■ What needs to be done:
Pictures in the data below are not part of the copy; transcribe everything else exactly.

■ Given data:
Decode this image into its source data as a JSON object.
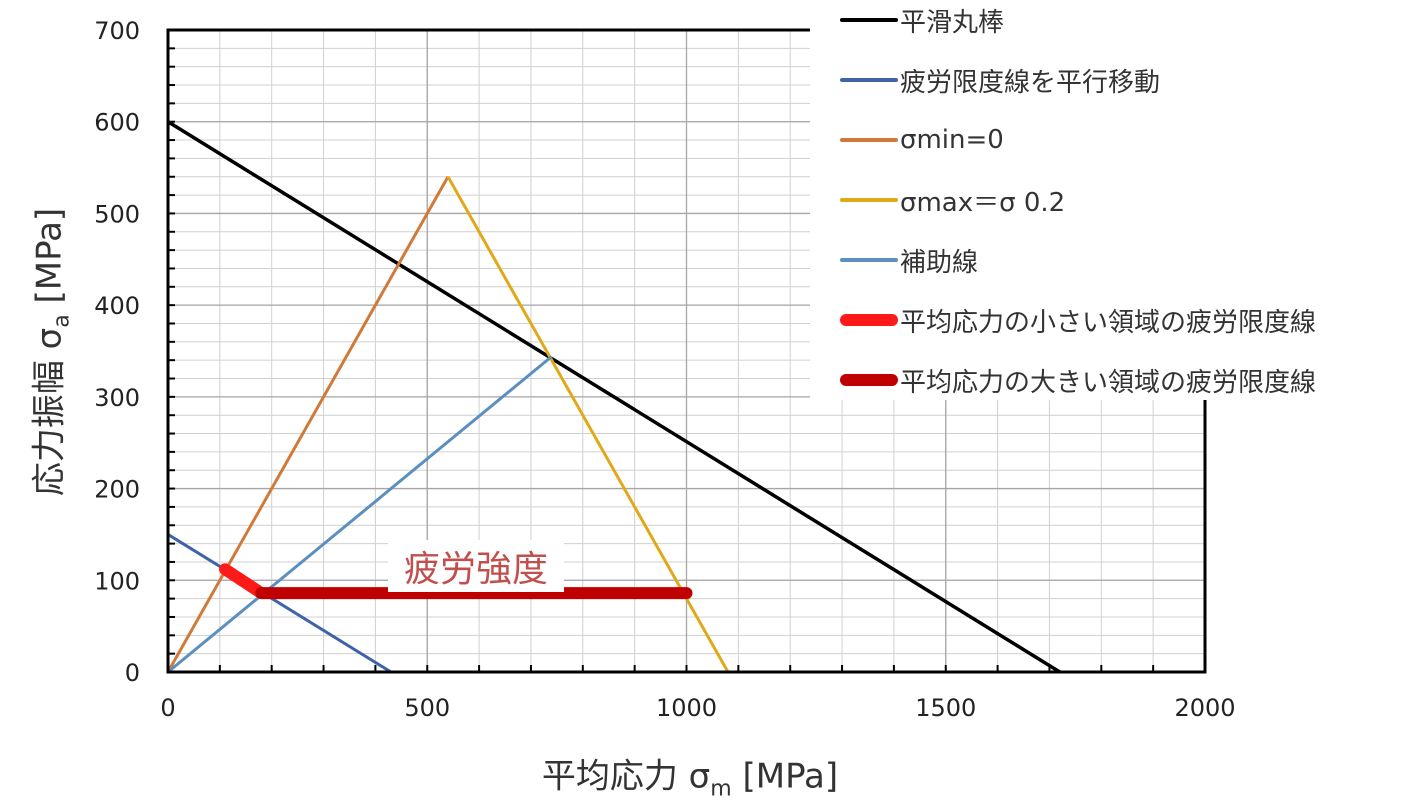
{
  "chart_data": {
    "type": "line",
    "xlabel_main": "平均応力",
    "xlabel_symbol": "σ",
    "xlabel_sub": "m",
    "xlabel_unit": "[MPa]",
    "ylabel_main": "応力振幅",
    "ylabel_symbol": "σ",
    "ylabel_sub": "a",
    "ylabel_unit": "[MPa]",
    "xlim": [
      0,
      2000
    ],
    "ylim": [
      0,
      700
    ],
    "x_ticks": [
      0,
      500,
      1000,
      1500,
      2000
    ],
    "y_ticks": [
      0,
      100,
      200,
      300,
      400,
      500,
      600,
      700
    ],
    "x_tick_labels": [
      "0",
      "500",
      "1000",
      "1500",
      "2000"
    ],
    "y_tick_labels": [
      "0",
      "100",
      "200",
      "300",
      "400",
      "500",
      "600",
      "700"
    ],
    "grid": true,
    "legend_position": "top-right",
    "annotation": "疲労強度",
    "series": [
      {
        "name": "平滑丸棒",
        "color": "#000000",
        "points": [
          [
            0,
            600
          ],
          [
            1720,
            0
          ]
        ]
      },
      {
        "name": "疲労限度線を平行移動",
        "color": "#3f63a8",
        "points": [
          [
            0,
            150
          ],
          [
            430,
            0
          ]
        ]
      },
      {
        "name": "σmin=0",
        "color": "#d07a3a",
        "points": [
          [
            0,
            0
          ],
          [
            540,
            540
          ]
        ]
      },
      {
        "name": "σmax＝σ 0.2",
        "color": "#e0a918",
        "points": [
          [
            540,
            540
          ],
          [
            1080,
            0
          ]
        ]
      },
      {
        "name": "補助線",
        "color": "#5b8fc0",
        "points": [
          [
            0,
            0
          ],
          [
            740,
            344
          ]
        ]
      },
      {
        "name": "平均応力の小さい領域の疲労限度線",
        "color": "#ff1a1a",
        "points": [
          [
            110,
            112
          ],
          [
            180,
            86
          ]
        ]
      },
      {
        "name": "平均応力の大きい領域の疲労限度線",
        "color": "#c00000",
        "points": [
          [
            180,
            86
          ],
          [
            1000,
            86
          ]
        ]
      }
    ]
  }
}
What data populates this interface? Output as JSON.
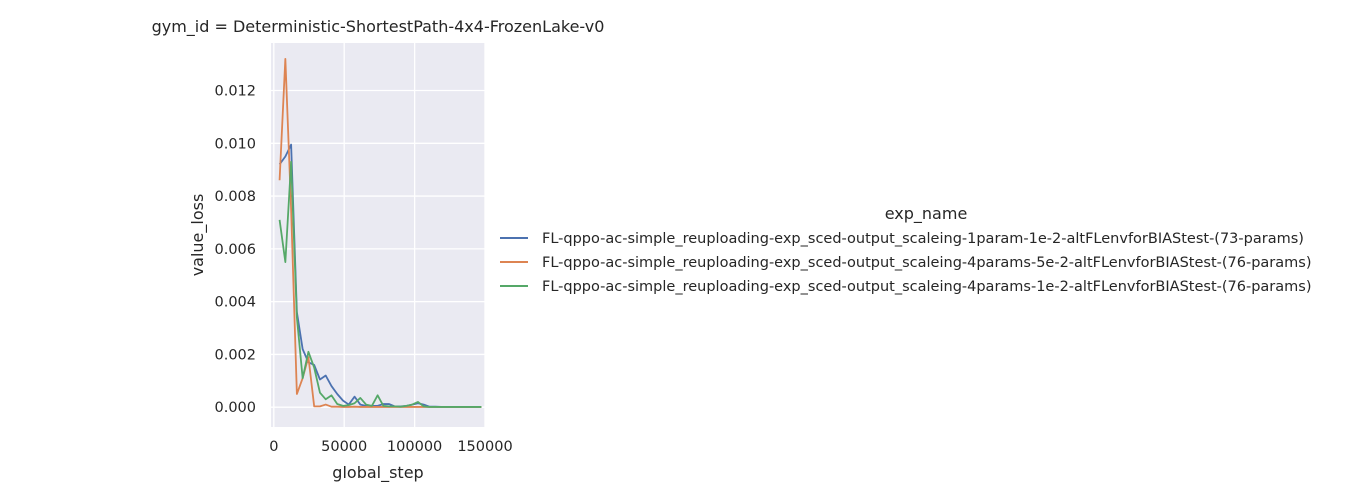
{
  "chart_data": {
    "type": "line",
    "title": "gym_id = Deterministic-ShortestPath-4x4-FrozenLake-v0",
    "xlabel": "global_step",
    "ylabel": "value_loss",
    "xlim": [
      -2000,
      150000
    ],
    "ylim": [
      -0.00075,
      0.0138
    ],
    "xticks": [
      0,
      50000,
      100000,
      150000
    ],
    "xtick_labels": [
      "0",
      "50000",
      "100000",
      "150000"
    ],
    "yticks": [
      0,
      0.002,
      0.004,
      0.006,
      0.008,
      0.01,
      0.012
    ],
    "ytick_labels": [
      "0.000",
      "0.002",
      "0.004",
      "0.006",
      "0.008",
      "0.010",
      "0.012"
    ],
    "grid": true,
    "legend_title": "exp_name",
    "legend_position": "right",
    "series": [
      {
        "name": "FL-qppo-ac-simple_reuploading-exp_sced-output_scaleing-1param-1e-2-altFLenvforBIAStest-(73-params)",
        "color": "#4c72b0",
        "x": [
          4096,
          8192,
          12288,
          16384,
          20480,
          24576,
          28672,
          32768,
          36864,
          40960,
          45056,
          49152,
          53248,
          57344,
          61440,
          65536,
          69632,
          73728,
          77824,
          81920,
          86016,
          90112,
          94208,
          98304,
          102400,
          106496,
          110592,
          114688,
          118784,
          122880,
          126976,
          131072,
          135168,
          139264,
          143360,
          147456
        ],
        "y": [
          0.0092,
          0.0095,
          0.00995,
          0.0036,
          0.0022,
          0.0017,
          0.0016,
          0.00105,
          0.0012,
          0.0008,
          0.0005,
          0.00025,
          0.0001,
          0.0004,
          0.0001,
          5e-05,
          5e-05,
          5e-05,
          0.00012,
          0.00012,
          3e-05,
          3e-05,
          5e-05,
          0.0001,
          0.00015,
          0.0001,
          2e-05,
          2e-05,
          1e-05,
          1e-05,
          1e-05,
          1e-05,
          1e-05,
          1e-05,
          1e-05,
          1e-05
        ]
      },
      {
        "name": "FL-qppo-ac-simple_reuploading-exp_sced-output_scaleing-4params-5e-2-altFLenvforBIAStest-(76-params)",
        "color": "#dd8452",
        "x": [
          4096,
          8192,
          12288,
          16384,
          20480,
          24576,
          28672,
          32768,
          36864,
          40960,
          45056,
          49152,
          53248,
          57344,
          61440,
          65536,
          69632,
          73728,
          77824,
          81920,
          86016,
          90112,
          94208,
          98304,
          102400,
          106496,
          110592,
          114688,
          118784,
          122880,
          126976,
          131072,
          135168,
          139264,
          143360,
          147456
        ],
        "y": [
          0.0086,
          0.0132,
          0.0075,
          0.0005,
          0.0011,
          0.0019,
          3e-05,
          3e-05,
          0.0001,
          2e-05,
          2e-05,
          1e-05,
          1e-05,
          2e-05,
          1e-05,
          1e-05,
          1e-05,
          1e-05,
          1e-05,
          1e-05,
          1e-05,
          1e-05,
          1e-05,
          1e-05,
          1e-05,
          1e-05,
          1e-05,
          1e-05,
          1e-05,
          1e-05,
          1e-05,
          1e-05,
          1e-05,
          1e-05,
          1e-05,
          1e-05
        ]
      },
      {
        "name": "FL-qppo-ac-simple_reuploading-exp_sced-output_scaleing-4params-1e-2-altFLenvforBIAStest-(76-params)",
        "color": "#55a868",
        "x": [
          4096,
          8192,
          12288,
          16384,
          20480,
          24576,
          28672,
          32768,
          36864,
          40960,
          45056,
          49152,
          53248,
          57344,
          61440,
          65536,
          69632,
          73728,
          77824,
          81920,
          86016,
          90112,
          94208,
          98304,
          102400,
          106496,
          110592,
          114688,
          118784,
          122880,
          126976,
          131072,
          135168,
          139264,
          143360,
          147456
        ],
        "y": [
          0.0071,
          0.0055,
          0.0093,
          0.0034,
          0.0011,
          0.0021,
          0.0015,
          0.00055,
          0.0003,
          0.00045,
          0.00012,
          5e-05,
          8e-05,
          0.00015,
          0.00035,
          0.0001,
          5e-05,
          0.00045,
          5e-05,
          3e-05,
          3e-05,
          2e-05,
          5e-05,
          0.0001,
          0.0002,
          3e-05,
          1e-05,
          1e-05,
          1e-05,
          1e-05,
          1e-05,
          1e-05,
          1e-05,
          1e-05,
          1e-05,
          1e-05
        ]
      }
    ]
  }
}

■ Full output:
Decode this image into its source data as a JSON object.
{
  "chart_data": {
    "type": "line",
    "xlabel_main": "平均応力",
    "xlabel_symbol": "σ",
    "xlabel_sub": "m",
    "xlabel_unit": "[MPa]",
    "ylabel_main": "応力振幅",
    "ylabel_symbol": "σ",
    "ylabel_sub": "a",
    "ylabel_unit": "[MPa]",
    "xlim": [
      0,
      2000
    ],
    "ylim": [
      0,
      700
    ],
    "x_ticks": [
      0,
      500,
      1000,
      1500,
      2000
    ],
    "y_ticks": [
      0,
      100,
      200,
      300,
      400,
      500,
      600,
      700
    ],
    "x_tick_labels": [
      "0",
      "500",
      "1000",
      "1500",
      "2000"
    ],
    "y_tick_labels": [
      "0",
      "100",
      "200",
      "300",
      "400",
      "500",
      "600",
      "700"
    ],
    "grid": true,
    "legend_position": "top-right",
    "annotation": "疲労強度",
    "series": [
      {
        "name": "平滑丸棒",
        "color": "#000000",
        "points": [
          [
            0,
            600
          ],
          [
            1720,
            0
          ]
        ]
      },
      {
        "name": "疲労限度線を平行移動",
        "color": "#3f63a8",
        "points": [
          [
            0,
            150
          ],
          [
            430,
            0
          ]
        ]
      },
      {
        "name": "σmin=0",
        "color": "#d07a3a",
        "points": [
          [
            0,
            0
          ],
          [
            540,
            540
          ]
        ]
      },
      {
        "name": "σmax＝σ 0.2",
        "color": "#e0a918",
        "points": [
          [
            540,
            540
          ],
          [
            1080,
            0
          ]
        ]
      },
      {
        "name": "補助線",
        "color": "#5b8fc0",
        "points": [
          [
            0,
            0
          ],
          [
            740,
            344
          ]
        ]
      },
      {
        "name": "平均応力の小さい領域の疲労限度線",
        "color": "#ff1a1a",
        "points": [
          [
            110,
            112
          ],
          [
            180,
            86
          ]
        ]
      },
      {
        "name": "平均応力の大きい領域の疲労限度線",
        "color": "#c00000",
        "points": [
          [
            180,
            86
          ],
          [
            1000,
            86
          ]
        ]
      }
    ]
  }
}
What data populates this interface? Output as JSON.
{
  "chart_data": {
    "type": "line",
    "title": "gym_id = Deterministic-ShortestPath-4x4-FrozenLake-v0",
    "xlabel": "global_step",
    "ylabel": "value_loss",
    "xlim": [
      -2000,
      150000
    ],
    "ylim": [
      -0.00075,
      0.0138
    ],
    "xticks": [
      0,
      50000,
      100000,
      150000
    ],
    "xtick_labels": [
      "0",
      "50000",
      "100000",
      "150000"
    ],
    "yticks": [
      0,
      0.002,
      0.004,
      0.006,
      0.008,
      0.01,
      0.012
    ],
    "ytick_labels": [
      "0.000",
      "0.002",
      "0.004",
      "0.006",
      "0.008",
      "0.010",
      "0.012"
    ],
    "grid": true,
    "legend_title": "exp_name",
    "legend_position": "right",
    "series": [
      {
        "name": "FL-qppo-ac-simple_reuploading-exp_sced-output_scaleing-1param-1e-2-altFLenvforBIAStest-(73-params)",
        "color": "#4c72b0",
        "x": [
          4096,
          8192,
          12288,
          16384,
          20480,
          24576,
          28672,
          32768,
          36864,
          40960,
          45056,
          49152,
          53248,
          57344,
          61440,
          65536,
          69632,
          73728,
          77824,
          81920,
          86016,
          90112,
          94208,
          98304,
          102400,
          106496,
          110592,
          114688,
          118784,
          122880,
          126976,
          131072,
          135168,
          139264,
          143360,
          147456
        ],
        "y": [
          0.0092,
          0.0095,
          0.00995,
          0.0036,
          0.0022,
          0.0017,
          0.0016,
          0.00105,
          0.0012,
          0.0008,
          0.0005,
          0.00025,
          0.0001,
          0.0004,
          0.0001,
          5e-05,
          5e-05,
          5e-05,
          0.00012,
          0.00012,
          3e-05,
          3e-05,
          5e-05,
          0.0001,
          0.00015,
          0.0001,
          2e-05,
          2e-05,
          1e-05,
          1e-05,
          1e-05,
          1e-05,
          1e-05,
          1e-05,
          1e-05,
          1e-05
        ]
      },
      {
        "name": "FL-qppo-ac-simple_reuploading-exp_sced-output_scaleing-4params-5e-2-altFLenvforBIAStest-(76-params)",
        "color": "#dd8452",
        "x": [
          4096,
          8192,
          12288,
          16384,
          20480,
          24576,
          28672,
          32768,
          36864,
          40960,
          45056,
          49152,
          53248,
          57344,
          61440,
          65536,
          69632,
          73728,
          77824,
          81920,
          86016,
          90112,
          94208,
          98304,
          102400,
          106496,
          110592,
          114688,
          118784,
          122880,
          126976,
          131072,
          135168,
          139264,
          143360,
          147456
        ],
        "y": [
          0.0086,
          0.0132,
          0.0075,
          0.0005,
          0.0011,
          0.0019,
          3e-05,
          3e-05,
          0.0001,
          2e-05,
          2e-05,
          1e-05,
          1e-05,
          2e-05,
          1e-05,
          1e-05,
          1e-05,
          1e-05,
          1e-05,
          1e-05,
          1e-05,
          1e-05,
          1e-05,
          1e-05,
          1e-05,
          1e-05,
          1e-05,
          1e-05,
          1e-05,
          1e-05,
          1e-05,
          1e-05,
          1e-05,
          1e-05,
          1e-05,
          1e-05
        ]
      },
      {
        "name": "FL-qppo-ac-simple_reuploading-exp_sced-output_scaleing-4params-1e-2-altFLenvforBIAStest-(76-params)",
        "color": "#55a868",
        "x": [
          4096,
          8192,
          12288,
          16384,
          20480,
          24576,
          28672,
          32768,
          36864,
          40960,
          45056,
          49152,
          53248,
          57344,
          61440,
          65536,
          69632,
          73728,
          77824,
          81920,
          86016,
          90112,
          94208,
          98304,
          102400,
          106496,
          110592,
          114688,
          118784,
          122880,
          126976,
          131072,
          135168,
          139264,
          143360,
          147456
        ],
        "y": [
          0.0071,
          0.0055,
          0.0093,
          0.0034,
          0.0011,
          0.0021,
          0.0015,
          0.00055,
          0.0003,
          0.00045,
          0.00012,
          5e-05,
          8e-05,
          0.00015,
          0.00035,
          0.0001,
          5e-05,
          0.00045,
          5e-05,
          3e-05,
          3e-05,
          2e-05,
          5e-05,
          0.0001,
          0.0002,
          3e-05,
          1e-05,
          1e-05,
          1e-05,
          1e-05,
          1e-05,
          1e-05,
          1e-05,
          1e-05,
          1e-05,
          1e-05
        ]
      }
    ]
  }
}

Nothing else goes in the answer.